● **Records**
--------------------
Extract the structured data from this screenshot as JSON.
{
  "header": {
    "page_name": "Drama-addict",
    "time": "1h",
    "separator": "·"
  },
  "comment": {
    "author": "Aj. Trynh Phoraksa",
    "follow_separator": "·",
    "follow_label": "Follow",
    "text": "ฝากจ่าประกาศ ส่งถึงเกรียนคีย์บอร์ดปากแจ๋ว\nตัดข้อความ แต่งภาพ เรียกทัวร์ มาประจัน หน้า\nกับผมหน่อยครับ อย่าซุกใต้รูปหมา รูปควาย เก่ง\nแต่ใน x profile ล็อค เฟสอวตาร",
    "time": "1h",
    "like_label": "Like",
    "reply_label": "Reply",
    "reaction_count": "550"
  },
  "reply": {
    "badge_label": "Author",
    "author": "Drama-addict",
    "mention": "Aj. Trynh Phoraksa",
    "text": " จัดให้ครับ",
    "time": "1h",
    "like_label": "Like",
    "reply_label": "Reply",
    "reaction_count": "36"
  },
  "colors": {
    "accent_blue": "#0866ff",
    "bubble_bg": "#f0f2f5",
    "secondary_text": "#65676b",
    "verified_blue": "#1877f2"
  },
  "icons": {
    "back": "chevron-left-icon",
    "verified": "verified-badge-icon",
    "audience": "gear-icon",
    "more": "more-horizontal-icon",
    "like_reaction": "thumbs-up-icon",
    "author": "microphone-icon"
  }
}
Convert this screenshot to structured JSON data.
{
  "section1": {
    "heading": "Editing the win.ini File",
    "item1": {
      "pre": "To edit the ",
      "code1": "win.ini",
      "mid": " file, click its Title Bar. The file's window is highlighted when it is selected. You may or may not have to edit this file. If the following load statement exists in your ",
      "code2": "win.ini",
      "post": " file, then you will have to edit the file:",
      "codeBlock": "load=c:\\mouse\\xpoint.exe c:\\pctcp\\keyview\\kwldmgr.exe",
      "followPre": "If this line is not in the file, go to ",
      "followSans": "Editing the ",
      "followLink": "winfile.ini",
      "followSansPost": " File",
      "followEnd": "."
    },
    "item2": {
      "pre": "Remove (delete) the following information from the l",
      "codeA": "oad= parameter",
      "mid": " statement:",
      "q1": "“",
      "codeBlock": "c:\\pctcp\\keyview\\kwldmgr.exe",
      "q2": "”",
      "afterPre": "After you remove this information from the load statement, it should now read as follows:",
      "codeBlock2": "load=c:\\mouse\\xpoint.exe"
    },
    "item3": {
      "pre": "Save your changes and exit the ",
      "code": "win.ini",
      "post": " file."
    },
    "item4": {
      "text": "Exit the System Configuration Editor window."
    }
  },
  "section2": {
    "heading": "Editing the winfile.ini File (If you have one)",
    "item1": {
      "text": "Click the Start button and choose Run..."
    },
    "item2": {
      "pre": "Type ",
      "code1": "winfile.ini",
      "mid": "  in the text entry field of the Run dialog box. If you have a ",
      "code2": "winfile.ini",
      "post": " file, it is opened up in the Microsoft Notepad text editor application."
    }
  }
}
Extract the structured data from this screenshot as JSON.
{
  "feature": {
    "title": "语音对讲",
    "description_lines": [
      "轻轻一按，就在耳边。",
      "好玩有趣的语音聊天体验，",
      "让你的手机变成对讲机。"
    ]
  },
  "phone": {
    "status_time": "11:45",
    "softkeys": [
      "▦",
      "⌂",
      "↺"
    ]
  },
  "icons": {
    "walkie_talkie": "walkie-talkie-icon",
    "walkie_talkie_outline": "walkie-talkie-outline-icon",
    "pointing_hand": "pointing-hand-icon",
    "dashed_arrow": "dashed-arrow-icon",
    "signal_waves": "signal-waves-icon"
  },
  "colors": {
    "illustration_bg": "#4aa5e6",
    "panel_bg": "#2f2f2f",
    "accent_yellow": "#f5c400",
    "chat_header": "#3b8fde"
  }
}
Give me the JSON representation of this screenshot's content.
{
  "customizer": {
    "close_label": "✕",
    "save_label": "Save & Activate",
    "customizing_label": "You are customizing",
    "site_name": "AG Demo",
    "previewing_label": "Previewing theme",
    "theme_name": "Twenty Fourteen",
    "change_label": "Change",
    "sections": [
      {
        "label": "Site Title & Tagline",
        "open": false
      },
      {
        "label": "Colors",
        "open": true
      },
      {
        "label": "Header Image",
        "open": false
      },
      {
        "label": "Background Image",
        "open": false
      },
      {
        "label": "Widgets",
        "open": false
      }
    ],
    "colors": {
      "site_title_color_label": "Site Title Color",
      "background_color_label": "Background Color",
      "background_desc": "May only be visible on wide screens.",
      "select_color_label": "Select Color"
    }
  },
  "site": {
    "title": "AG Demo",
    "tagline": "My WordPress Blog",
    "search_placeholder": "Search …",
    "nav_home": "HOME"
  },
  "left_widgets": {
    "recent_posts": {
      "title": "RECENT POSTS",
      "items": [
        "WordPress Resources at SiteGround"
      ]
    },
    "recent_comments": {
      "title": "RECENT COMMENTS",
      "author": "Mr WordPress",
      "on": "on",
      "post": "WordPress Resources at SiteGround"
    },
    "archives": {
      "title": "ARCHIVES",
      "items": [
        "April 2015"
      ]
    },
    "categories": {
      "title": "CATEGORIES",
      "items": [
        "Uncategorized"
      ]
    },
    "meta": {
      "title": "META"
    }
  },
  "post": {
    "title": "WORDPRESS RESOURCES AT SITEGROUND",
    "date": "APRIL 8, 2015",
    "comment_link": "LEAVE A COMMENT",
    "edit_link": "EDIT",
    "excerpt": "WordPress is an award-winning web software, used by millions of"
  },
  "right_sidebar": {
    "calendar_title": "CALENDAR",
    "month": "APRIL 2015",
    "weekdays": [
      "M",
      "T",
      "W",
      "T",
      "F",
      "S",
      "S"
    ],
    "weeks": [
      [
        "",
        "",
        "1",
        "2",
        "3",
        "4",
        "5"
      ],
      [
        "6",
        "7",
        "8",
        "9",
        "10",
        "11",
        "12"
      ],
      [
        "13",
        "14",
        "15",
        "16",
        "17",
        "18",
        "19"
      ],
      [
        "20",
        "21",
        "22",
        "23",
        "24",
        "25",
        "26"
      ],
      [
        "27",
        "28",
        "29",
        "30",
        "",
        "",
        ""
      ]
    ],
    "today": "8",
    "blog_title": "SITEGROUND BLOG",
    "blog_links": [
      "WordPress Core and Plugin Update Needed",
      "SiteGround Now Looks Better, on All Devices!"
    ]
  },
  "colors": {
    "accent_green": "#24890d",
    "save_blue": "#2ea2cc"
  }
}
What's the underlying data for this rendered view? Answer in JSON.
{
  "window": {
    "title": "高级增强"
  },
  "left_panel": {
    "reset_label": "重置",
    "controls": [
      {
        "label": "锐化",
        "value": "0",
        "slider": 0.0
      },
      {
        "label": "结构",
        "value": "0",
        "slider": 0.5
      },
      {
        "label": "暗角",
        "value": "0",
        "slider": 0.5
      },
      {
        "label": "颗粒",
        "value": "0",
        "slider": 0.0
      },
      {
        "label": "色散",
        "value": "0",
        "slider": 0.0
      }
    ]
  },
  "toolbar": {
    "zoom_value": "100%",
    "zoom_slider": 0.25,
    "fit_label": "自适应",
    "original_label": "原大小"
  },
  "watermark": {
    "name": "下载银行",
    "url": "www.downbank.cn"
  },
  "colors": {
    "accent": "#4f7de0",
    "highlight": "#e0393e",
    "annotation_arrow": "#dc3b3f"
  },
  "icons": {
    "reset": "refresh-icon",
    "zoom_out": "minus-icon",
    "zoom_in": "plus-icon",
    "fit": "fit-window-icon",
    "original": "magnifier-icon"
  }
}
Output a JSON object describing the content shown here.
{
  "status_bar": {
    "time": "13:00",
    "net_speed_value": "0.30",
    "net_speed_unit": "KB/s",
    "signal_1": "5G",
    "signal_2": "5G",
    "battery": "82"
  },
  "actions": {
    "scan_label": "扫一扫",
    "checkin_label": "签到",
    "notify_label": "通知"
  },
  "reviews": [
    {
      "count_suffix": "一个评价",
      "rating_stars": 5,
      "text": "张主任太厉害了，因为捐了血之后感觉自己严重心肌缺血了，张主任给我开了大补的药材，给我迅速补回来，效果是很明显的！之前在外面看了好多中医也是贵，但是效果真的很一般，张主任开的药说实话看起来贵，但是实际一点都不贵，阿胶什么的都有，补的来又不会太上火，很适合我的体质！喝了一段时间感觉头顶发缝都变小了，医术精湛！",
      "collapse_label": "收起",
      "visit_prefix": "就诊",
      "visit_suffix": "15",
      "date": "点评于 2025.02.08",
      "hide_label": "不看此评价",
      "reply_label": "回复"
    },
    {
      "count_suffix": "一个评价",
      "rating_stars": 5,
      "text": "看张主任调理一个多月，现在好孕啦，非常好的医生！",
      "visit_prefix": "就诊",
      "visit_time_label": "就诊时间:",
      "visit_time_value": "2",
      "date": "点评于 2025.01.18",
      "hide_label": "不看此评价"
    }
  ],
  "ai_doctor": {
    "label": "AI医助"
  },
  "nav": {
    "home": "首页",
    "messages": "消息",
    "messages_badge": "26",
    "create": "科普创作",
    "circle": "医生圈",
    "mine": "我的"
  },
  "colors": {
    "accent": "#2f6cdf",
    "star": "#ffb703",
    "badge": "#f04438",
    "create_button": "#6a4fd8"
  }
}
--------------------
● **Task to complete**
Look through the material above and work out how many of its lines contain "walkie". State the number only.

● **Task answer**
2